◆ **Direction a**:
Copy out the stretch of the entries below that runs from the line containing "x-tick-label: 4: [336, 597, 345, 616]" through the line containing "x-exponent-base: ×10: [742, 632, 771, 651]", with both of those lines included.

Start Selected excerpt

Nginx session-stickiness

Mon Apr 7 10:23:15 MSD 2008

> IMHO, this is overkill.  It's really neat, but I don't think you need
> to do this at all.  We host lots of rails apps and don't run into
> problems that require that kind of approach.  You'll get error log

I'm confused. You previously said:

> Won't this have the downside of possibly sending multiple failing
> requests to the upstreams?  We used this for a while but ran into
> problems with duplicate requests.  For example we had people sending
> WAY too many mails out in an request, the appserver would timeout
> halfway through, it'd send a portion of the emails, and then send the
> request to another upstream.  The subsequent requests would do the
> same thing and people would get the same email for every upstream
> defined.

I then looked at the docs.

---
http://wiki.codemongers.com/NginxHttpProxyModule#proxy_next_upstream

error - an error has occurred while connecting to the server, sending a 
request to it, or reading its response;
timeout - occurred timeout during the connection with the server, transfer 
the requst or while reading response from the server;
---

And assumed that a "timeout" was a subset of "error". Is that right or wrong 
then? If I do:

proxy_next_upstream error;

And one of my connections times out, will nginx send the request to the next 
backend or not? If it does, then that's a problem because it can launch the 
same "slow" action to occur multiple times on multiple servers. It means 
that we do need a "connect_error" option so we can just say:

proxy_next_upstream connect_error;

If not, then we're all ok, we can just use the "error" option.

End Selected excerpt

◆ **Direction b**:
In the nginx session-stickiness thread, what does the quoted earlier message say people ended up receiving after the duplicate requests?

Start Data excerpts

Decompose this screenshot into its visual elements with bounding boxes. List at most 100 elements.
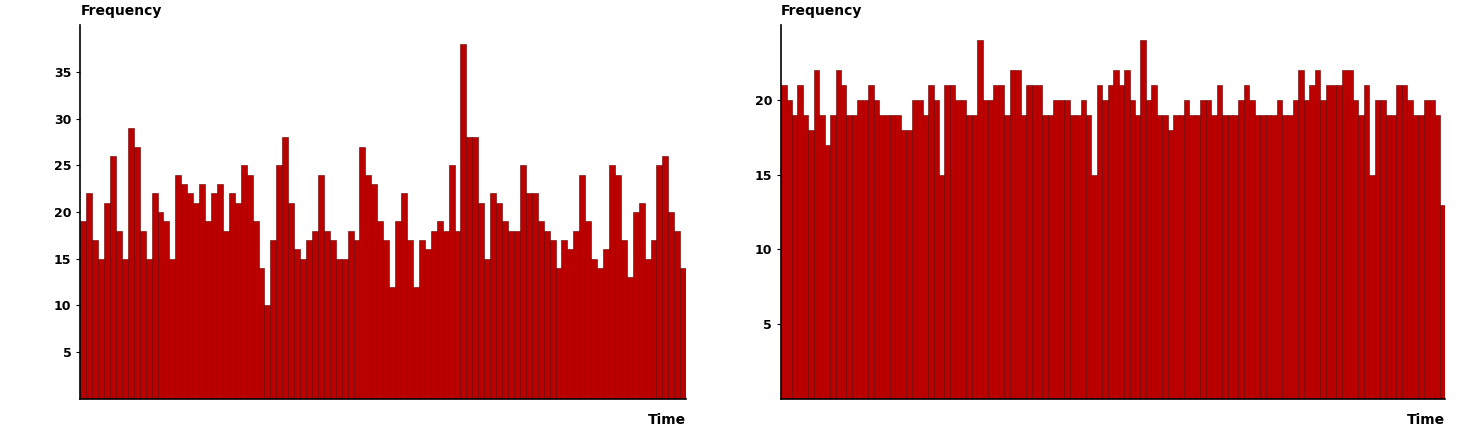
Bar [307,240,312,399]
Bar [413,287,419,399]
Bar [1310,85,1314,399]
Bar [972,115,977,399]
Bar [680,268,686,399]
Bar [92,240,98,399]
Bar [1402,85,1407,399]
Bar [1102,100,1108,399]
Bar [110,156,115,399]
Bar [1124,70,1130,399]
Bar [1386,115,1391,399]
Bar [128,128,134,399]
Bar [175,175,181,399]
Bar [270,240,276,399]
Bar [531,193,537,399]
Bar [1326,85,1332,399]
Bar [988,100,993,399]
Bar [609,165,615,399]
Bar [1200,100,1206,399]
Bar [253,221,258,399]
Bar [121,259,128,399]
Bar [961,100,967,399]
Bar [1413,115,1418,399]
Bar [98,259,104,399]
Bar [1342,70,1348,399]
Bar [803,115,809,399]
Bar [841,85,847,399]
Bar [835,70,841,399]
Bar [223,231,229,399]
Bar [663,156,669,399]
Text: Frequency: Frequency [80,4,162,18]
Bar [502,221,508,399]
Bar [1332,85,1336,399]
Bar [781,85,787,399]
Bar [442,231,448,399]
Bar [847,115,851,399]
Bar [901,130,907,399]
Bar [514,231,520,399]
Bar [1168,130,1174,399]
Bar [626,277,632,399]
Bar [1070,115,1075,399]
Bar [359,147,365,399]
Bar [1266,115,1272,399]
Bar [473,137,479,399]
Bar [1440,204,1445,399]
Bar [933,100,939,399]
Bar [1146,100,1152,399]
Bar [371,184,377,399]
Bar [1272,115,1276,399]
Text: Frequency: Frequency [781,4,863,18]
Bar [555,268,562,399]
Bar [431,231,437,399]
Bar [562,240,568,399]
Bar [1353,100,1358,399]
Bar [1075,115,1080,399]
Bar [1194,115,1200,399]
Bar [638,203,645,399]
Bar [193,203,199,399]
Bar [1178,115,1184,399]
Bar [218,184,223,399]
Bar [1156,115,1162,399]
Bar [895,115,901,399]
Bar [819,115,825,399]
Text: Time: Time [1407,413,1445,424]
Bar [831,115,835,399]
Bar [1380,100,1386,399]
Bar [1058,100,1064,399]
Bar [485,259,491,399]
Bar [1254,115,1260,399]
Bar [1288,115,1294,399]
Bar [282,137,288,399]
Bar [917,100,923,399]
Bar [791,115,797,399]
Bar [1032,85,1037,399]
Bar [318,175,324,399]
Bar [1358,115,1364,399]
Bar [945,85,950,399]
Bar [1336,85,1342,399]
Bar [164,221,169,399]
Bar [1244,85,1250,399]
Bar [1134,115,1140,399]
Bar [549,240,555,399]
Bar [939,175,945,399]
Bar [235,203,241,399]
Bar [1130,100,1134,399]
Bar [809,130,813,399]
Bar [977,40,983,399]
Bar [199,184,204,399]
Bar [1375,100,1380,399]
Bar [454,231,460,399]
Bar [580,175,585,399]
Bar [787,100,791,399]
Bar [929,85,933,399]
Bar [568,249,574,399]
Bar [158,212,164,399]
Bar [1234,115,1238,399]
Bar [134,147,140,399]
Bar [620,240,626,399]
Bar [657,165,663,399]
Bar [632,212,638,399]
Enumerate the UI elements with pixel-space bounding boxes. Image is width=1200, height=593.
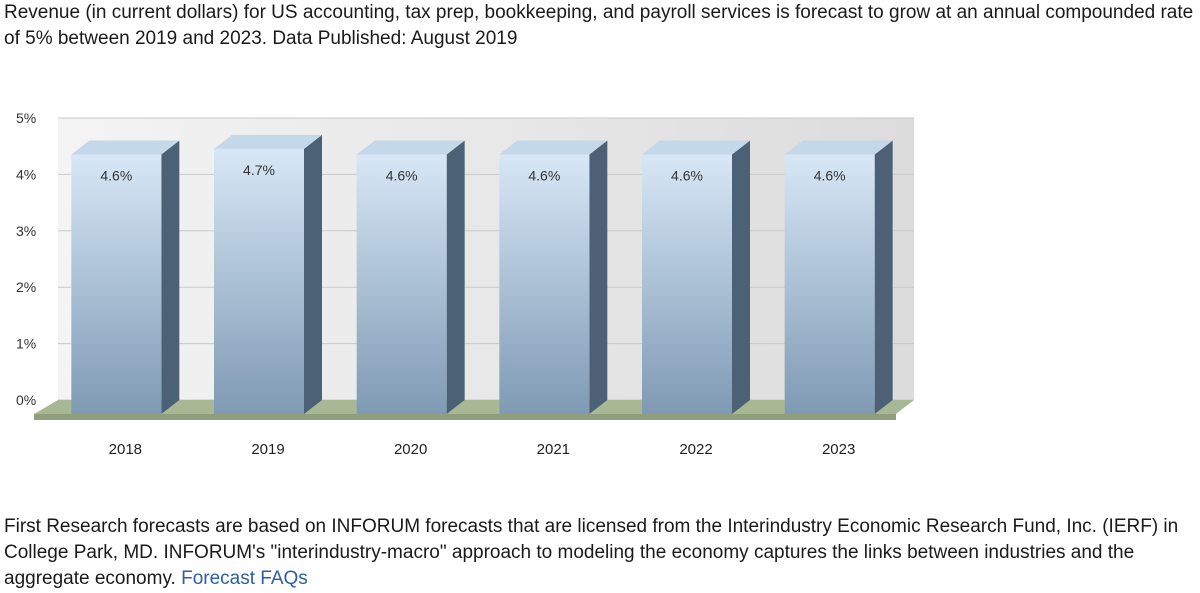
bar-top xyxy=(784,140,893,155)
bar-side xyxy=(161,140,180,414)
back-wall xyxy=(58,118,914,400)
y-tick-label: 1% xyxy=(16,336,36,352)
bar-side xyxy=(589,140,608,414)
bar-2020: 4.6% xyxy=(356,140,465,414)
bar-side xyxy=(874,140,893,414)
bar-2019: 4.7% xyxy=(214,134,322,415)
bar-top xyxy=(71,140,180,155)
bars: 4.6% 4.7% 4.6% 4.6% 4.6% 4.6% xyxy=(71,134,893,415)
x-tick-label: 2020 xyxy=(394,441,427,458)
bar-front xyxy=(71,154,162,414)
data-label: 4.6% xyxy=(528,168,560,184)
y-tick-label: 5% xyxy=(16,110,36,126)
bar-top xyxy=(356,140,465,155)
bar-top xyxy=(499,140,608,155)
y-tick-label: 4% xyxy=(16,166,36,182)
data-label: 4.7% xyxy=(243,162,275,178)
bar-front xyxy=(784,154,875,414)
data-label: 4.6% xyxy=(814,168,846,184)
data-label: 4.6% xyxy=(671,168,703,184)
plot-background xyxy=(58,118,914,400)
forecast-faqs-link[interactable]: Forecast FAQs xyxy=(181,568,308,589)
x-tick-label: 2021 xyxy=(537,441,570,458)
revenue-growth-chart: 0% 1% 2% 3% 4% 5% 4.6% 4.7% 4.6% 4.6% 4.6% 4.6% 20… xyxy=(0,100,940,475)
bar-2021: 4.6% xyxy=(499,140,608,414)
bar-2018: 4.6% xyxy=(71,140,180,414)
x-tick-label: 2022 xyxy=(679,441,712,458)
x-axis: 2018 2019 2020 2021 2022 2023 xyxy=(109,441,856,458)
bar-side xyxy=(304,134,322,415)
y-axis: 0% 1% 2% 3% 4% 5% xyxy=(16,110,36,408)
data-label: 4.6% xyxy=(100,168,132,184)
x-tick-label: 2019 xyxy=(251,441,284,458)
y-tick-label: 3% xyxy=(16,223,36,239)
y-tick-label: 2% xyxy=(16,279,36,295)
floor-edge xyxy=(34,414,896,420)
footer-body: First Research forecasts are based on IN… xyxy=(4,516,1179,589)
bar-side xyxy=(446,140,465,414)
data-label: 4.6% xyxy=(386,168,418,184)
x-tick-label: 2018 xyxy=(109,441,142,458)
bar-front xyxy=(499,154,590,414)
bar-top xyxy=(214,134,322,149)
y-tick-label: 0% xyxy=(16,392,36,408)
bar-front xyxy=(642,154,732,414)
bar-2022: 4.6% xyxy=(642,140,750,414)
bar-top xyxy=(642,140,750,155)
footer-text: First Research forecasts are based on IN… xyxy=(4,514,1196,592)
bar-front xyxy=(356,154,447,414)
x-tick-label: 2023 xyxy=(822,441,855,458)
bar-side xyxy=(732,140,750,414)
intro-text: Revenue (in current dollars) for US acco… xyxy=(4,2,1194,49)
bar-front xyxy=(214,148,304,415)
bar-2023: 4.6% xyxy=(784,140,893,414)
chart-svg: 0% 1% 2% 3% 4% 5% 4.6% 4.7% 4.6% 4.6% 4.6% 4.6% 20… xyxy=(16,110,914,458)
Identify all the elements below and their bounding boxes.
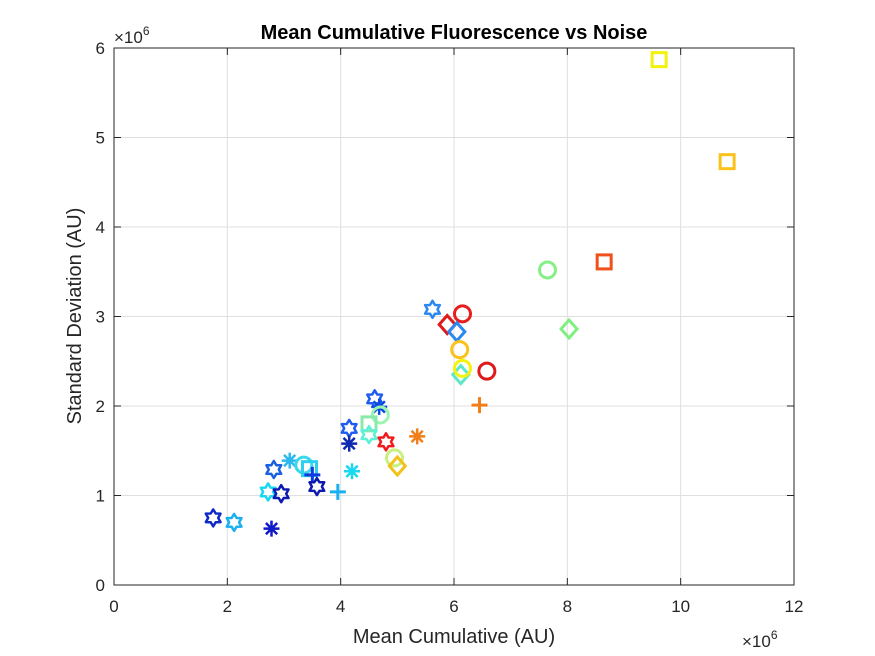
x-tick-label: 4: [336, 597, 345, 616]
y-tick-label: 2: [96, 397, 105, 416]
data-point-circle: [453, 358, 472, 378]
data-point-diamond: [559, 317, 580, 341]
y-exponent-label: ×106: [114, 24, 150, 47]
data-point-hexagram: [259, 482, 277, 502]
data-point-circle: [450, 340, 470, 360]
data-point-circle: [453, 304, 472, 324]
x-exponent-power: 6: [771, 628, 778, 642]
data-point-hexagram: [265, 459, 283, 480]
x-axis-label: Mean Cumulative (AU): [353, 626, 555, 648]
y-axis-label: Standard Deviation (AU): [64, 208, 86, 425]
data-point-plus: [471, 397, 488, 414]
x-tick-label: 6: [449, 597, 458, 616]
data-point-hexagram: [377, 432, 395, 452]
y-tick-label: 5: [96, 129, 105, 148]
data-point-square: [718, 153, 736, 171]
data-points: [204, 51, 736, 537]
x-tick-label: 2: [223, 597, 232, 616]
data-point-hexagram: [360, 424, 378, 445]
y-tick-label: 0: [96, 576, 105, 595]
chart-title: Mean Cumulative Fluorescence vs Noise: [261, 22, 648, 44]
y-exponent-power: 6: [143, 24, 150, 38]
data-point-hexagram: [340, 418, 358, 439]
data-point-diamond: [437, 313, 458, 336]
data-point-diamond: [387, 454, 408, 478]
x-exponent-base: ×10: [742, 632, 771, 651]
x-tick-label: 10: [671, 597, 690, 616]
data-point-square: [595, 253, 613, 271]
data-point-hexagram: [308, 476, 326, 497]
y-tick-label: 4: [96, 218, 105, 237]
data-point-hexagram: [225, 512, 243, 533]
data-point-circle: [538, 260, 557, 280]
y-tick-label: 1: [96, 487, 105, 506]
grid-lines: [114, 48, 794, 585]
y-tick-label: 3: [96, 308, 105, 327]
data-point-asterisk: [409, 428, 426, 445]
data-point-square: [360, 415, 378, 433]
x-tick-label: 12: [785, 597, 804, 616]
data-point-plus: [304, 466, 321, 483]
data-point-plus: [329, 483, 346, 500]
x-tick-label: 0: [109, 597, 118, 616]
data-point-diamond: [446, 320, 467, 343]
data-point-asterisk: [281, 452, 298, 469]
x-exponent-label: ×106: [742, 628, 778, 651]
data-point-circle: [370, 405, 390, 425]
x-tick-label: 8: [563, 597, 572, 616]
data-point-asterisk: [344, 463, 360, 480]
data-point-square: [650, 51, 668, 69]
data-point-hexagram: [204, 508, 222, 528]
y-tick-label: 6: [96, 39, 105, 58]
data-point-circle: [385, 448, 404, 468]
data-point-circle: [477, 361, 497, 381]
data-point-asterisk: [341, 435, 358, 452]
data-point-hexagram: [272, 483, 290, 504]
y-exponent-base: ×10: [114, 28, 143, 47]
data-point-asterisk: [263, 520, 280, 537]
data-point-hexagram: [423, 299, 442, 320]
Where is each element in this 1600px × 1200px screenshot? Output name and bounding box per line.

End Data excerpts

◆ **Written response a**:
x-tick-label: 4: [336, 597, 345, 616]
y-tick-label: 2: [96, 397, 105, 416]
data-point-circle: [453, 358, 472, 378]
data-point-diamond: [559, 317, 580, 341]
y-exponent-label: ×106: [114, 24, 150, 47]
data-point-hexagram: [259, 482, 277, 502]
data-point-circle: [450, 340, 470, 360]
data-point-circle: [453, 304, 472, 324]
x-exponent-power: 6: [771, 628, 778, 642]
data-point-hexagram: [265, 459, 283, 480]
x-axis-label: Mean Cumulative (AU): [353, 626, 555, 648]
y-axis-label: Standard Deviation (AU): [64, 208, 86, 425]
data-point-plus: [471, 397, 488, 414]
x-tick-label: 6: [449, 597, 458, 616]
data-point-hexagram: [377, 432, 395, 452]
y-tick-label: 5: [96, 129, 105, 148]
data-point-square: [718, 153, 736, 171]
data-points: [204, 51, 736, 537]
x-tick-label: 2: [223, 597, 232, 616]
data-point-hexagram: [360, 424, 378, 445]
y-tick-label: 0: [96, 576, 105, 595]
chart-title: Mean Cumulative Fluorescence vs Noise: [261, 22, 648, 44]
y-exponent-power: 6: [143, 24, 150, 38]
data-point-hexagram: [340, 418, 358, 439]
data-point-diamond: [437, 313, 458, 336]
data-point-diamond: [387, 454, 408, 478]
x-exponent-base: ×10: [742, 632, 771, 651]

◆ **Written response b**:
They got the same email for every upstream defined.